Your instructions => Wherever the word "space" appears in a line, copy that line.

• • •

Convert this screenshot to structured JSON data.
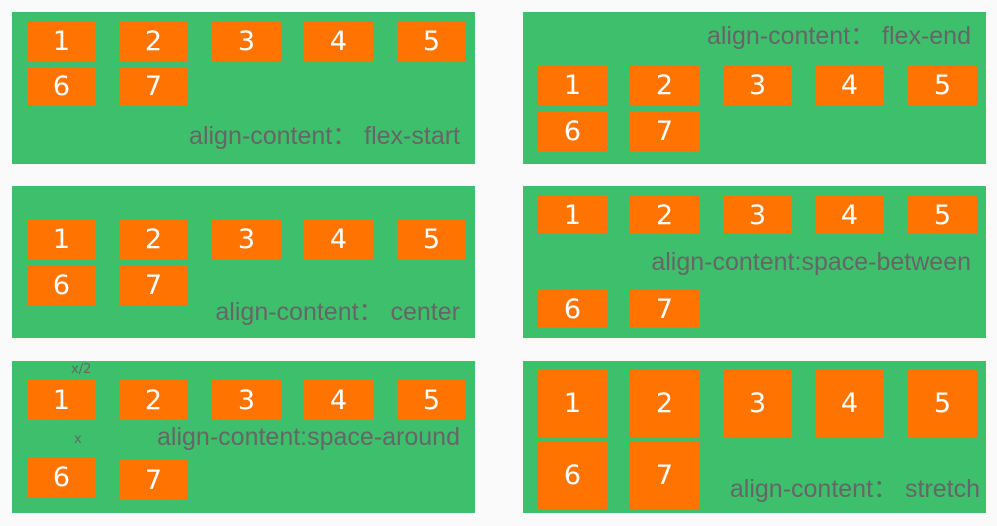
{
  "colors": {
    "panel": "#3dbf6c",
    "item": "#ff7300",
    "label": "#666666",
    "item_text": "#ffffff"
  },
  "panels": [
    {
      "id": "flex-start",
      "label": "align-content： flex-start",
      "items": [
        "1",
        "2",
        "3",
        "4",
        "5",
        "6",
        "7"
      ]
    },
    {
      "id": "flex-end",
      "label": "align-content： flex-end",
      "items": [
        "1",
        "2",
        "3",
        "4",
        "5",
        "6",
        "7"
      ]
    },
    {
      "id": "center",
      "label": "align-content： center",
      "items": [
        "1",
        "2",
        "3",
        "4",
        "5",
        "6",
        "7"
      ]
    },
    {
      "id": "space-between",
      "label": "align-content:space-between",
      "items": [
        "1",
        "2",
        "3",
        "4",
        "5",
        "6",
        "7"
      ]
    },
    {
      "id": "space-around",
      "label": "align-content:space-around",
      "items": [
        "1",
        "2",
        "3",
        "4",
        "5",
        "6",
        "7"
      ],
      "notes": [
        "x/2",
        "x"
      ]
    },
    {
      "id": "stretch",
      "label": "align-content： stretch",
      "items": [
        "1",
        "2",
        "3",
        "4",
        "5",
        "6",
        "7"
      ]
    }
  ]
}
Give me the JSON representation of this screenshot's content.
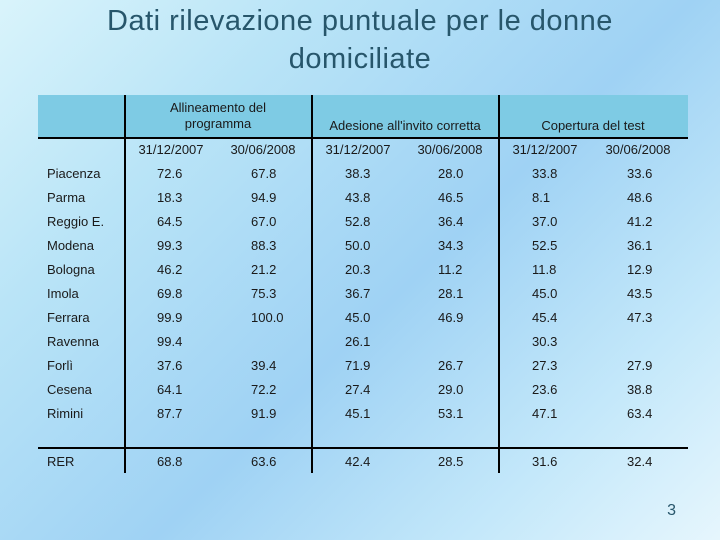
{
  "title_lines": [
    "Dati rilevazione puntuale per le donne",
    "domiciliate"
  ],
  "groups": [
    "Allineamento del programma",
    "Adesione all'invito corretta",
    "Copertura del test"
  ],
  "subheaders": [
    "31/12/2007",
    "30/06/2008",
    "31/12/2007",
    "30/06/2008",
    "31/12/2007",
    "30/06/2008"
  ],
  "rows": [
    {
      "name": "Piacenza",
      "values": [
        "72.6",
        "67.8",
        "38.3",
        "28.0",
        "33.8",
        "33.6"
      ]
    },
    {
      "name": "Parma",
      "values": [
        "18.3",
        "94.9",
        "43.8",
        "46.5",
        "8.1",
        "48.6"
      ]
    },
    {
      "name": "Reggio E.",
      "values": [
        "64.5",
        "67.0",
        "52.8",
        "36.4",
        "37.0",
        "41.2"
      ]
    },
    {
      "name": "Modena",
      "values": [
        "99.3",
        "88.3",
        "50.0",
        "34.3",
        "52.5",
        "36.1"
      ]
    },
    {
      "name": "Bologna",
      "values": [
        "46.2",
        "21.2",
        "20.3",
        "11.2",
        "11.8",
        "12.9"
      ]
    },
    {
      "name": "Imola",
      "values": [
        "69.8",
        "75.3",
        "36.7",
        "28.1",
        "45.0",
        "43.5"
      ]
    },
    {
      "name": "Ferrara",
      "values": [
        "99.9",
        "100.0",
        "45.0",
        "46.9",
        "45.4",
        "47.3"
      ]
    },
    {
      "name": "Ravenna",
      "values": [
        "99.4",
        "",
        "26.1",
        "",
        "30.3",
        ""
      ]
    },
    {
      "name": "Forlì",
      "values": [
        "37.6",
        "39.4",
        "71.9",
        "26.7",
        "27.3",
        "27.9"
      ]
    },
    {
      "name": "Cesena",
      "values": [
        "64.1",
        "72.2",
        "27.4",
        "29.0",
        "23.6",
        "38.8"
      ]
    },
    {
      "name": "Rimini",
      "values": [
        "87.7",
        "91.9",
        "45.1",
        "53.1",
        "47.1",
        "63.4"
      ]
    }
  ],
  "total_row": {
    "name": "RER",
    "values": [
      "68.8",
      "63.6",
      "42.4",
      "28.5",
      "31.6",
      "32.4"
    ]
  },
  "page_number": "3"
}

• • •

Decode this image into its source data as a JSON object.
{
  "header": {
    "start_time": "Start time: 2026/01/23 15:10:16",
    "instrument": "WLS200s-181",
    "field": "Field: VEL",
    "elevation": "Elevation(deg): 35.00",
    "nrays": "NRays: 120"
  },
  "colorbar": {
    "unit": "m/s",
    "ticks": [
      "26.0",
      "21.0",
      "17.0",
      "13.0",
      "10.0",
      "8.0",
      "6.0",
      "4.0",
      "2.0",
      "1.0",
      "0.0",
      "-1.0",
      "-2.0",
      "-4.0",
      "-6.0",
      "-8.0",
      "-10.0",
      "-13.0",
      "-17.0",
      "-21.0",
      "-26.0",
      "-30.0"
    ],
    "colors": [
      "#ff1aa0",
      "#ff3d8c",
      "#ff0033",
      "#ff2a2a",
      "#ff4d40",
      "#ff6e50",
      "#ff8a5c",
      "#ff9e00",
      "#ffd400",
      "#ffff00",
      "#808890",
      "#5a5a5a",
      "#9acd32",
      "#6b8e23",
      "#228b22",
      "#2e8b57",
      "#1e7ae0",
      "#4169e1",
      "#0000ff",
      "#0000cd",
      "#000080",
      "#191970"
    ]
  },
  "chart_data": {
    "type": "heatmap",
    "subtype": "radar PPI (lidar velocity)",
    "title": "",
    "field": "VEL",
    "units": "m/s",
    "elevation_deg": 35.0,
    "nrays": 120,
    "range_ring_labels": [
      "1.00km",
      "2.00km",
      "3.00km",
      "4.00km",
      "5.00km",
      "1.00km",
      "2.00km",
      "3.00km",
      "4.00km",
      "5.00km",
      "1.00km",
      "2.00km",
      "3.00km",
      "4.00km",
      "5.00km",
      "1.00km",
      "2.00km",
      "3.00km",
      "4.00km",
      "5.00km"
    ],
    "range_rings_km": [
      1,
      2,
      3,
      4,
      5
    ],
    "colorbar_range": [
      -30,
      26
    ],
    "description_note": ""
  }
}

• • •

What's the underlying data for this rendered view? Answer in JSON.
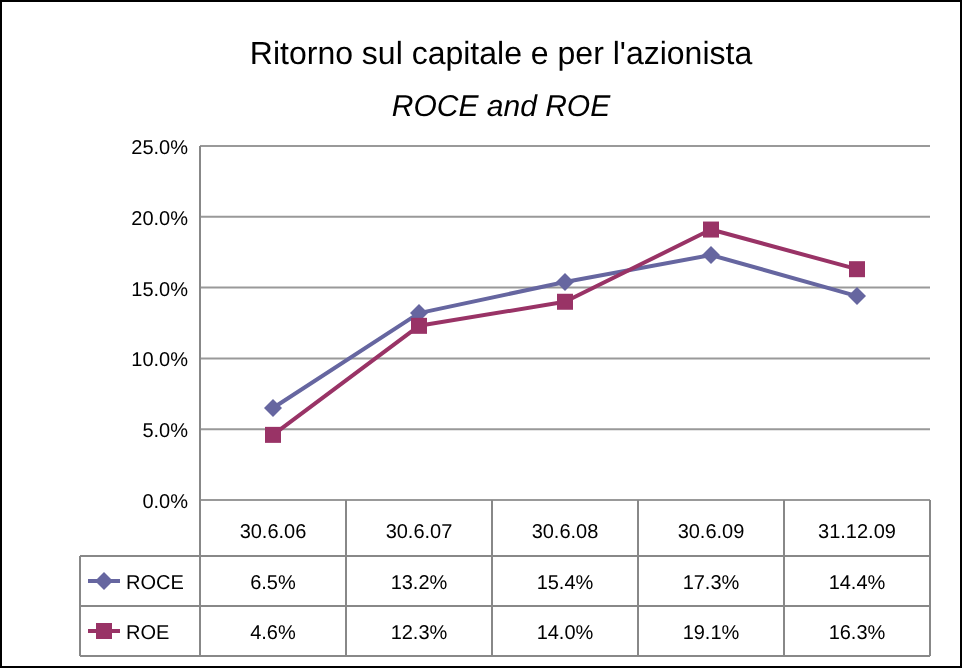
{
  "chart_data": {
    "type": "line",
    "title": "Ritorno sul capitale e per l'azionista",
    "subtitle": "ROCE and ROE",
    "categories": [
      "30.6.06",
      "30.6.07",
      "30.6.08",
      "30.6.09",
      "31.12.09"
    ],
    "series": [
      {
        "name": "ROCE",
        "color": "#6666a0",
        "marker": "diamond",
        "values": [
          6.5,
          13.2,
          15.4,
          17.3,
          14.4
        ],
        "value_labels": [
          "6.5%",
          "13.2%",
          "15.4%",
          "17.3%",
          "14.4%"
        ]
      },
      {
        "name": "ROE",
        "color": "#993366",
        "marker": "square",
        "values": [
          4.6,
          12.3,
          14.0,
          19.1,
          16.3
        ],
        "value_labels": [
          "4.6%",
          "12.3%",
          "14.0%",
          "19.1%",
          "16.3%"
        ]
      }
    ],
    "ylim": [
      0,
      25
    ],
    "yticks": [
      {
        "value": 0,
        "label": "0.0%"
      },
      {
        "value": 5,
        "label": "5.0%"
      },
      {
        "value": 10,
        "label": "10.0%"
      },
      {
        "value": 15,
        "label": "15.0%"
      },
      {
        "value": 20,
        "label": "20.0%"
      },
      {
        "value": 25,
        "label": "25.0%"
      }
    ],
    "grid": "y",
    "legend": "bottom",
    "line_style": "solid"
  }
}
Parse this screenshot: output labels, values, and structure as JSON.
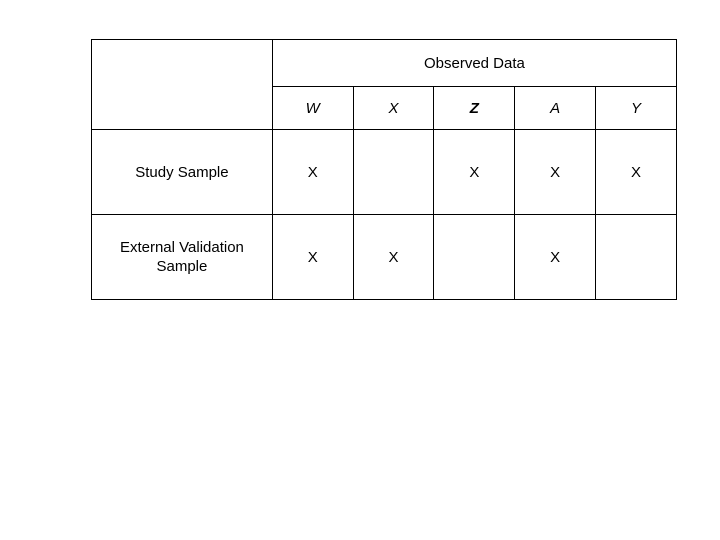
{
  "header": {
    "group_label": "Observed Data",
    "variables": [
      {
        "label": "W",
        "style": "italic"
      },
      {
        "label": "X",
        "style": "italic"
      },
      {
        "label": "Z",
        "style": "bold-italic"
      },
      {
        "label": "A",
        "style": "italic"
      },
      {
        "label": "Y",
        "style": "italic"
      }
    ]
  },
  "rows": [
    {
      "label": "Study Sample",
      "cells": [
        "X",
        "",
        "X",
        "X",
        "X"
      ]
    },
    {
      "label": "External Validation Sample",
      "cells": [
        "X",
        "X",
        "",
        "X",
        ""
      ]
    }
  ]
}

• • •

Worked answer =>
      "id": "space-between",
      "label": "align-content:space-between",
      "id": "space-around",
      "label": "align-content:space-around",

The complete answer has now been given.